→ Prompt
Find and return each line containing "JSON".

◆ ◆ ◆ ◆ ◆ ◆ ◆

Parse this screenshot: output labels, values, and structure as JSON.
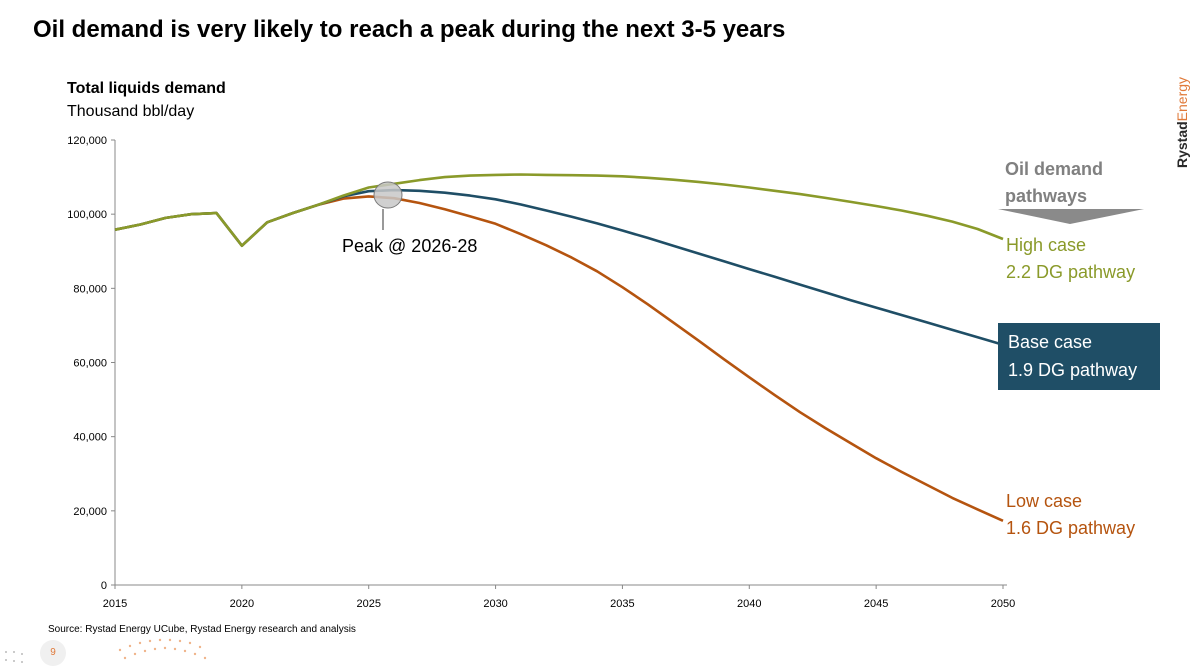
{
  "title": "Oil demand is very likely to reach a peak during the next 3-5 years",
  "brand": "RystadEnergy",
  "source": "Source: Rystad Energy UCube, Rystad Energy research and analysis",
  "page_number": "9",
  "chart_data": {
    "type": "line",
    "ylabel": "Total liquids demand",
    "yunit": "Thousand bbl/day",
    "ylim": [
      0,
      120000
    ],
    "xlim": [
      2015,
      2050
    ],
    "y_ticks": [
      0,
      20000,
      40000,
      60000,
      80000,
      100000,
      120000
    ],
    "y_tick_labels": [
      "0",
      "20,000",
      "40,000",
      "60,000",
      "80,000",
      "100,000",
      "120,000"
    ],
    "x_ticks": [
      2015,
      2020,
      2025,
      2030,
      2035,
      2040,
      2045,
      2050
    ],
    "x_tick_labels": [
      "2015",
      "2020",
      "2025",
      "2030",
      "2035",
      "2040",
      "2045",
      "2050"
    ],
    "legend_title": "Oil demand pathways",
    "annotation": "Peak @ 2026-28",
    "series": [
      {
        "name": "High case",
        "sublabel": "2.2 DG pathway",
        "color": "#8a9a2a",
        "x": [
          2015,
          2016,
          2017,
          2018,
          2019,
          2020,
          2021,
          2022,
          2023,
          2024,
          2025,
          2026,
          2027,
          2028,
          2029,
          2030,
          2031,
          2032,
          2033,
          2034,
          2035,
          2036,
          2037,
          2038,
          2039,
          2040,
          2041,
          2042,
          2043,
          2044,
          2045,
          2046,
          2047,
          2048,
          2049,
          2050
        ],
        "values": [
          95800,
          97200,
          99000,
          100000,
          100300,
          91500,
          97800,
          100300,
          102500,
          105000,
          107200,
          108200,
          109200,
          110000,
          110400,
          110600,
          110700,
          110600,
          110500,
          110400,
          110200,
          109800,
          109300,
          108700,
          108000,
          107200,
          106300,
          105400,
          104400,
          103300,
          102200,
          101000,
          99600,
          98000,
          96000,
          93300
        ]
      },
      {
        "name": "Base case",
        "sublabel": "1.9 DG pathway",
        "color": "#1f4e66",
        "x": [
          2015,
          2016,
          2017,
          2018,
          2019,
          2020,
          2021,
          2022,
          2023,
          2024,
          2025,
          2026,
          2027,
          2028,
          2029,
          2030,
          2031,
          2032,
          2033,
          2034,
          2035,
          2036,
          2037,
          2038,
          2039,
          2040,
          2041,
          2042,
          2043,
          2044,
          2045,
          2046,
          2047,
          2048,
          2049,
          2050
        ],
        "values": [
          95800,
          97200,
          99000,
          100000,
          100300,
          91500,
          97800,
          100300,
          102500,
          104800,
          106200,
          106500,
          106300,
          105800,
          105000,
          104000,
          102600,
          101000,
          99300,
          97500,
          95600,
          93600,
          91500,
          89400,
          87300,
          85200,
          83100,
          81000,
          78900,
          76800,
          74800,
          72800,
          70800,
          68800,
          66800,
          64800
        ]
      },
      {
        "name": "Low case",
        "sublabel": "1.6 DG pathway",
        "color": "#b5540f",
        "x": [
          2015,
          2016,
          2017,
          2018,
          2019,
          2020,
          2021,
          2022,
          2023,
          2024,
          2025,
          2026,
          2027,
          2028,
          2029,
          2030,
          2031,
          2032,
          2033,
          2034,
          2035,
          2036,
          2037,
          2038,
          2039,
          2040,
          2041,
          2042,
          2043,
          2044,
          2045,
          2046,
          2047,
          2048,
          2049,
          2050
        ],
        "values": [
          95800,
          97200,
          99000,
          100000,
          100300,
          91500,
          97800,
          100300,
          102500,
          104200,
          104800,
          104300,
          103000,
          101300,
          99400,
          97400,
          94600,
          91600,
          88300,
          84600,
          80300,
          75700,
          70800,
          65900,
          60900,
          56000,
          51200,
          46600,
          42300,
          38200,
          34200,
          30500,
          27000,
          23500,
          20400,
          17300
        ]
      }
    ],
    "grid": false,
    "legend_position": "right"
  }
}
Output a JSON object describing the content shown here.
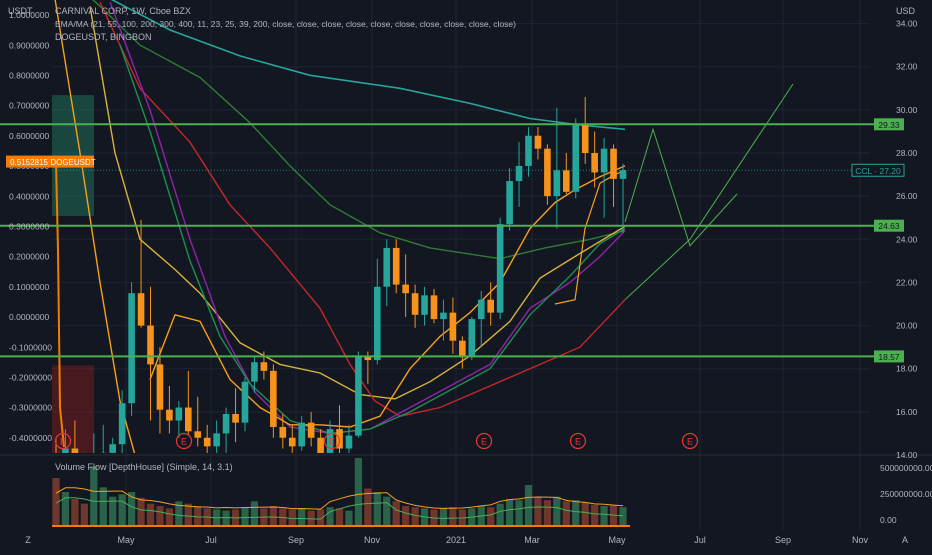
{
  "header": {
    "left_currency": "USDT",
    "right_currency": "USD",
    "legend_main": "CARNIVAL CORP, 1W, Cboe BZX",
    "legend_ema": "EMA/MA (21, 55, 100, 200, 300, 400, 11, 23, 25, 39, 200, close, close, close, close, close, close, close, close, close, close)",
    "legend_doge": "DOGEUSDT, BINGBON",
    "volume_legend": "Volume Flow [DepthHouse] (Simple, 14, 3.1)"
  },
  "colors": {
    "background": "#131722",
    "grid": "#1f2433",
    "up": "#26a69a",
    "down": "#f7931a",
    "level": "#4caf50",
    "ma_orange": "#f7a01a",
    "ma_yellow": "#d7b33a",
    "ma_green": "#1e8f4e",
    "ma_darkgreen": "#2e7d32",
    "ma_purple": "#8e24aa",
    "ma_red": "#c62828",
    "ma_teal": "#26a69a",
    "doge": "#f57c00"
  },
  "chart_data": {
    "type": "candlestick",
    "title": "CARNIVAL CORP, 1W, Cboe BZX",
    "x_ticks": [
      "Z",
      "May",
      "Jul",
      "Sep",
      "Nov",
      "2021",
      "Mar",
      "May",
      "Jul",
      "Sep",
      "Nov",
      "A"
    ],
    "right_axis": {
      "unit": "USD",
      "range": [
        14,
        35
      ],
      "ticks": [
        "34.00",
        "32.00",
        "30.00",
        "28.00",
        "26.00",
        "24.00",
        "22.00",
        "20.00",
        "18.00",
        "16.00",
        "14.00"
      ]
    },
    "left_axis": {
      "unit": "USDT",
      "range": [
        -0.45,
        1.05
      ],
      "ticks": [
        "1.0000000",
        "0.9000000",
        "0.8000000",
        "0.7000000",
        "0.6000000",
        "0.5000000",
        "0.4000000",
        "0.3000000",
        "0.2000000",
        "0.1000000",
        "0.0000000",
        "-0.1000000",
        "-0.2000000",
        "-0.3000000",
        "-0.4000000"
      ]
    },
    "volume_axis": {
      "ticks": [
        "500000000.00",
        "250000000.00",
        "0.00"
      ]
    },
    "levels": [
      {
        "price": 29.33,
        "label": "29.33"
      },
      {
        "price": 24.63,
        "label": "24.63"
      },
      {
        "price": 18.57,
        "label": "18.57"
      }
    ],
    "last_price": {
      "label": "CCL · 27.20",
      "value": 27.2
    },
    "doge_label": {
      "value": "0.5152815",
      "name": "DOGEUSDT"
    },
    "earnings_marker": "E",
    "candles": [
      {
        "o": 13.8,
        "h": 14.8,
        "l": 12.0,
        "c": 12.8
      },
      {
        "o": 12.6,
        "h": 15.2,
        "l": 11.3,
        "c": 14.3
      },
      {
        "o": 14.3,
        "h": 15.6,
        "l": 13.1,
        "c": 13.6
      },
      {
        "o": 13.6,
        "h": 14.1,
        "l": 12.4,
        "c": 12.9
      },
      {
        "o": 12.9,
        "h": 15.0,
        "l": 12.5,
        "c": 13.8
      },
      {
        "o": 13.8,
        "h": 15.4,
        "l": 13.2,
        "c": 14.1
      },
      {
        "o": 14.1,
        "h": 14.8,
        "l": 13.5,
        "c": 14.5
      },
      {
        "o": 14.5,
        "h": 17.0,
        "l": 13.2,
        "c": 16.4
      },
      {
        "o": 16.4,
        "h": 22.0,
        "l": 15.8,
        "c": 21.5
      },
      {
        "o": 21.5,
        "h": 24.9,
        "l": 19.9,
        "c": 20.0
      },
      {
        "o": 20.0,
        "h": 21.8,
        "l": 15.6,
        "c": 18.2
      },
      {
        "o": 18.2,
        "h": 19.0,
        "l": 15.0,
        "c": 16.1
      },
      {
        "o": 16.1,
        "h": 17.2,
        "l": 15.0,
        "c": 15.6
      },
      {
        "o": 15.6,
        "h": 16.5,
        "l": 14.8,
        "c": 16.2
      },
      {
        "o": 16.2,
        "h": 17.9,
        "l": 14.9,
        "c": 15.1
      },
      {
        "o": 15.1,
        "h": 16.7,
        "l": 14.4,
        "c": 14.8
      },
      {
        "o": 14.8,
        "h": 15.4,
        "l": 13.6,
        "c": 14.4
      },
      {
        "o": 14.4,
        "h": 15.6,
        "l": 13.9,
        "c": 15.0
      },
      {
        "o": 15.0,
        "h": 16.2,
        "l": 14.1,
        "c": 15.9
      },
      {
        "o": 15.9,
        "h": 17.1,
        "l": 14.6,
        "c": 15.5
      },
      {
        "o": 15.5,
        "h": 17.6,
        "l": 15.1,
        "c": 17.4
      },
      {
        "o": 17.4,
        "h": 18.6,
        "l": 16.9,
        "c": 18.3
      },
      {
        "o": 18.3,
        "h": 18.8,
        "l": 17.5,
        "c": 17.9
      },
      {
        "o": 17.9,
        "h": 18.2,
        "l": 14.8,
        "c": 15.3
      },
      {
        "o": 15.3,
        "h": 15.9,
        "l": 14.3,
        "c": 14.8
      },
      {
        "o": 14.8,
        "h": 15.4,
        "l": 14.1,
        "c": 14.4
      },
      {
        "o": 14.4,
        "h": 15.8,
        "l": 14.2,
        "c": 15.5
      },
      {
        "o": 15.5,
        "h": 16.0,
        "l": 14.4,
        "c": 14.8
      },
      {
        "o": 14.8,
        "h": 15.2,
        "l": 13.5,
        "c": 13.9
      },
      {
        "o": 13.9,
        "h": 15.6,
        "l": 13.6,
        "c": 15.2
      },
      {
        "o": 15.2,
        "h": 16.3,
        "l": 13.8,
        "c": 14.3
      },
      {
        "o": 14.3,
        "h": 15.4,
        "l": 13.8,
        "c": 14.9
      },
      {
        "o": 14.9,
        "h": 18.8,
        "l": 14.8,
        "c": 18.6
      },
      {
        "o": 18.6,
        "h": 18.8,
        "l": 17.3,
        "c": 18.4
      },
      {
        "o": 18.4,
        "h": 23.1,
        "l": 18.2,
        "c": 21.8
      },
      {
        "o": 21.8,
        "h": 24.0,
        "l": 20.9,
        "c": 23.6
      },
      {
        "o": 23.6,
        "h": 24.0,
        "l": 21.5,
        "c": 21.9
      },
      {
        "o": 21.9,
        "h": 23.3,
        "l": 20.4,
        "c": 21.5
      },
      {
        "o": 21.5,
        "h": 21.9,
        "l": 19.9,
        "c": 20.5
      },
      {
        "o": 20.5,
        "h": 21.8,
        "l": 20.0,
        "c": 21.4
      },
      {
        "o": 21.4,
        "h": 21.7,
        "l": 20.1,
        "c": 20.3
      },
      {
        "o": 20.3,
        "h": 21.2,
        "l": 19.3,
        "c": 20.6
      },
      {
        "o": 20.6,
        "h": 21.3,
        "l": 18.7,
        "c": 19.3
      },
      {
        "o": 19.3,
        "h": 19.5,
        "l": 18.0,
        "c": 18.6
      },
      {
        "o": 18.6,
        "h": 20.4,
        "l": 18.4,
        "c": 20.3
      },
      {
        "o": 20.3,
        "h": 21.6,
        "l": 19.0,
        "c": 21.2
      },
      {
        "o": 21.2,
        "h": 22.0,
        "l": 20.0,
        "c": 20.6
      },
      {
        "o": 20.6,
        "h": 25.0,
        "l": 20.3,
        "c": 24.7
      },
      {
        "o": 24.7,
        "h": 27.3,
        "l": 24.4,
        "c": 26.7
      },
      {
        "o": 26.7,
        "h": 28.5,
        "l": 25.5,
        "c": 27.4
      },
      {
        "o": 27.4,
        "h": 29.2,
        "l": 26.9,
        "c": 28.8
      },
      {
        "o": 28.8,
        "h": 29.2,
        "l": 27.7,
        "c": 28.2
      },
      {
        "o": 28.2,
        "h": 28.4,
        "l": 25.6,
        "c": 26.0
      },
      {
        "o": 26.0,
        "h": 30.1,
        "l": 24.5,
        "c": 27.2
      },
      {
        "o": 27.2,
        "h": 28.0,
        "l": 26.1,
        "c": 26.2
      },
      {
        "o": 26.2,
        "h": 29.6,
        "l": 25.9,
        "c": 29.3
      },
      {
        "o": 29.3,
        "h": 30.6,
        "l": 27.5,
        "c": 28.0
      },
      {
        "o": 28.0,
        "h": 29.0,
        "l": 26.4,
        "c": 27.1
      },
      {
        "o": 27.1,
        "h": 28.7,
        "l": 25.0,
        "c": 28.2
      },
      {
        "o": 28.2,
        "h": 28.4,
        "l": 25.5,
        "c": 26.8
      },
      {
        "o": 26.8,
        "h": 27.5,
        "l": 24.3,
        "c": 27.2
      }
    ],
    "volume": [
      420,
      300,
      240,
      200,
      520,
      340,
      260,
      280,
      300,
      250,
      200,
      180,
      160,
      220,
      200,
      180,
      160,
      150,
      140,
      150,
      170,
      220,
      160,
      180,
      160,
      150,
      160,
      140,
      150,
      170,
      160,
      140,
      600,
      330,
      300,
      260,
      220,
      180,
      170,
      160,
      150,
      160,
      170,
      150,
      160,
      180,
      170,
      200,
      240,
      230,
      360,
      260,
      230,
      260,
      220,
      230,
      210,
      190,
      180,
      190,
      170
    ]
  }
}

◆ ◆ ◆ ◆ ◆ ◆ ◆

→ Task result
Parse this screenshot: output labels, values, and structure as JSON.
Output a JSON object describing the content shown here.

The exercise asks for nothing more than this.